*Exercise:*
The listing below should be written out exactly; please include all of it.

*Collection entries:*
* * * * * * * * *
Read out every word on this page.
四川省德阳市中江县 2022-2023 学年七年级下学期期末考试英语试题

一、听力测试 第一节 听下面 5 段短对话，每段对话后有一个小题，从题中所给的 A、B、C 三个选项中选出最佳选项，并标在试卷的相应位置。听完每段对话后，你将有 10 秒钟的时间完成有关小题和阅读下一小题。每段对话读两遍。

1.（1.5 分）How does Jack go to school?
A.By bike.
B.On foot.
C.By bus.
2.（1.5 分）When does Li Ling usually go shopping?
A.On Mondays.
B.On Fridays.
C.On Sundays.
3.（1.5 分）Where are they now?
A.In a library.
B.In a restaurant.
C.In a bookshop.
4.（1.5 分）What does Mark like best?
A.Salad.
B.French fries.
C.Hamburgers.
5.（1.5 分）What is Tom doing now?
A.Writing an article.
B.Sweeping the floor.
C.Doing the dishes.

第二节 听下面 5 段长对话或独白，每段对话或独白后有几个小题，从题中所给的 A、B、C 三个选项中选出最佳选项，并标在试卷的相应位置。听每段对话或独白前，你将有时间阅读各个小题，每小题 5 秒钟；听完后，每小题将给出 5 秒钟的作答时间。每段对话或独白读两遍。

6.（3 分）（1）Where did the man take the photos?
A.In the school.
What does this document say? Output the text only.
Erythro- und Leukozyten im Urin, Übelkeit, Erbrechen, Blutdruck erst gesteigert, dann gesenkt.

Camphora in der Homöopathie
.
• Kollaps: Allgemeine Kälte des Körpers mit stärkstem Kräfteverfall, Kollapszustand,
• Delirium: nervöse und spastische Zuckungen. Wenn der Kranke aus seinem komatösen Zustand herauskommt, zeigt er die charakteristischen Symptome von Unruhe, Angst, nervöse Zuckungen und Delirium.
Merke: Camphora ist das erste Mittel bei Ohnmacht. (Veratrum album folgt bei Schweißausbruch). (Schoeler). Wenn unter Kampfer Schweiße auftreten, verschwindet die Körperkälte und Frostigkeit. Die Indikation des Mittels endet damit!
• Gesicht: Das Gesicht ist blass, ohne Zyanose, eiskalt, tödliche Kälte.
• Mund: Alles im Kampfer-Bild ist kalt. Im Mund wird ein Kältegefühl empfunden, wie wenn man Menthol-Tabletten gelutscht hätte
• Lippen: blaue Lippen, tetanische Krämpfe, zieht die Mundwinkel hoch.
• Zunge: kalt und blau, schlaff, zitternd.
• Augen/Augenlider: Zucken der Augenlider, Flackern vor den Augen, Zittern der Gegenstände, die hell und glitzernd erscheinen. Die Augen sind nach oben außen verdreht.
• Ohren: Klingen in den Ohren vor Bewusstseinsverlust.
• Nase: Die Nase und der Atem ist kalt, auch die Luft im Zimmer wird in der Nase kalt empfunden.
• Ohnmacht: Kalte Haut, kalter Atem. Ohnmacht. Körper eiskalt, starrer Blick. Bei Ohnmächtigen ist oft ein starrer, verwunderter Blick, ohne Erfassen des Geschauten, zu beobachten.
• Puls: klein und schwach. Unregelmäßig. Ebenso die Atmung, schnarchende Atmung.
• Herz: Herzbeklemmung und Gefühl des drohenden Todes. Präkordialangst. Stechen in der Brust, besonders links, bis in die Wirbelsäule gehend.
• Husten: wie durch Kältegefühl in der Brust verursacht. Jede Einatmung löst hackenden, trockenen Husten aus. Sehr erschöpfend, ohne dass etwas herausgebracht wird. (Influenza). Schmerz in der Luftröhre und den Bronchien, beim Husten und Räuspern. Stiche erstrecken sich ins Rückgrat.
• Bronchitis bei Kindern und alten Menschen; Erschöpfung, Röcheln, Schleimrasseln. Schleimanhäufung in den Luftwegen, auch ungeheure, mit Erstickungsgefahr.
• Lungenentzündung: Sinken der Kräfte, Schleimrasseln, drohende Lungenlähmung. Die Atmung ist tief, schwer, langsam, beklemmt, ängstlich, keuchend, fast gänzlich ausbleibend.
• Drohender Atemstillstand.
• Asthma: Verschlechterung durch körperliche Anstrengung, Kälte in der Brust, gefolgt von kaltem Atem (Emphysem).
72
* * * * * * * * *
*Exercise response:*
Read out every word on this page.
四川省德阳市中江县 2022-2023 学年七年级下学期期末考试英语试题

一、听力测试 第一节 听下面 5 段短对话，每段对话后有一个小题，从题中所给的 A、B、C 三个选项中选出最佳选项，并标在试卷的相应位置。听完每段对话后，你将有 10 秒钟的时间完成有关小题和阅读下一小题。每段对话读两遍。

1.（1.5 分）How does Jack go to school?
A.By bike.
B.On foot.
C.By bus.
2.（1.5 分）When does Li Ling usually go shopping?
A.On Mondays.
B.On Fridays.
C.On Sundays.
3.（1.5 分）Where are they now?
A.In a library.
B.In a restaurant.
C.In a bookshop.
4.（1.5 分）What does Mark like best?
A.Salad.
B.French fries.
C.Hamburgers.
5.（1.5 分）What is Tom doing now?
A.Writing an article.
B.Sweeping the floor.
C.Doing the dishes.

第二节 听下面 5 段长对话或独白，每段对话或独白后有几个小题，从题中所给的 A、B、C 三个选项中选出最佳选项，并标在试卷的相应位置。听每段对话或独白前，你将有时间阅读各个小题，每小题 5 秒钟；听完后，每小题将给出 5 秒钟的作答时间。每段对话或独白读两遍。

6.（3 分）（1）Where did the man take the photos?
A.In the school.
What does this document say? Output the text only.
Erythro- und Leukozyten im Urin, Übelkeit, Erbrechen, Blutdruck erst gesteigert, dann gesenkt.

Camphora in der Homöopathie
.
• Kollaps: Allgemeine Kälte des Körpers mit stärkstem Kräfteverfall, Kollapszustand,
• Delirium: nervöse und spastische Zuckungen. Wenn der Kranke aus seinem komatösen Zustand herauskommt, zeigt er die charakteristischen Symptome von Unruhe, Angst, nervöse Zuckungen und Delirium.
Merke: Camphora ist das erste Mittel bei Ohnmacht. (Veratrum album folgt bei Schweißausbruch). (Schoeler). Wenn unter Kampfer Schweiße auftreten, verschwindet die Körperkälte und Frostigkeit. Die Indikation des Mittels endet damit!
• Gesicht: Das Gesicht ist blass, ohne Zyanose, eiskalt, tödliche Kälte.
• Mund: Alles im Kampfer-Bild ist kalt. Im Mund wird ein Kältegefühl empfunden, wie wenn man Menthol-Tabletten gelutscht hätte
• Lippen: blaue Lippen, tetanische Krämpfe, zieht die Mundwinkel hoch.
• Zunge: kalt und blau, schlaff, zitternd.
• Augen/Augenlider: Zucken der Augenlider, Flackern vor den Augen, Zittern der Gegenstände, die hell und glitzernd erscheinen. Die Augen sind nach oben außen verdreht.
• Ohren: Klingen in den Ohren vor Bewusstseinsverlust.
• Nase: Die Nase und der Atem ist kalt, auch die Luft im Zimmer wird in der Nase kalt empfunden.
• Ohnmacht: Kalte Haut, kalter Atem. Ohnmacht. Körper eiskalt, starrer Blick. Bei Ohnmächtigen ist oft ein starrer, verwunderter Blick, ohne Erfassen des Geschauten, zu beobachten.
• Puls: klein und schwach. Unregelmäßig. Ebenso die Atmung, schnarchende Atmung.
• Herz: Herzbeklemmung und Gefühl des drohenden Todes. Präkordialangst. Stechen in der Brust, besonders links, bis in die Wirbelsäule gehend.
• Husten: wie durch Kältegefühl in der Brust verursacht. Jede Einatmung löst hackenden, trockenen Husten aus. Sehr erschöpfend, ohne dass etwas herausgebracht wird. (Influenza). Schmerz in der Luftröhre und den Bronchien, beim Husten und Räuspern. Stiche erstrecken sich ins Rückgrat.
• Bronchitis bei Kindern und alten Menschen; Erschöpfung, Röcheln, Schleimrasseln. Schleimanhäufung in den Luftwegen, auch ungeheure, mit Erstickungsgefahr.
• Lungenentzündung: Sinken der Kräfte, Schleimrasseln, drohende Lungenlähmung. Die Atmung ist tief, schwer, langsam, beklemmt, ängstlich, keuchend, fast gänzlich ausbleibend.
• Drohender Atemstillstand.
• Asthma: Verschlechterung durch körperliche Anstrengung, Kälte in der Brust, gefolgt von kaltem Atem (Emphysem).
72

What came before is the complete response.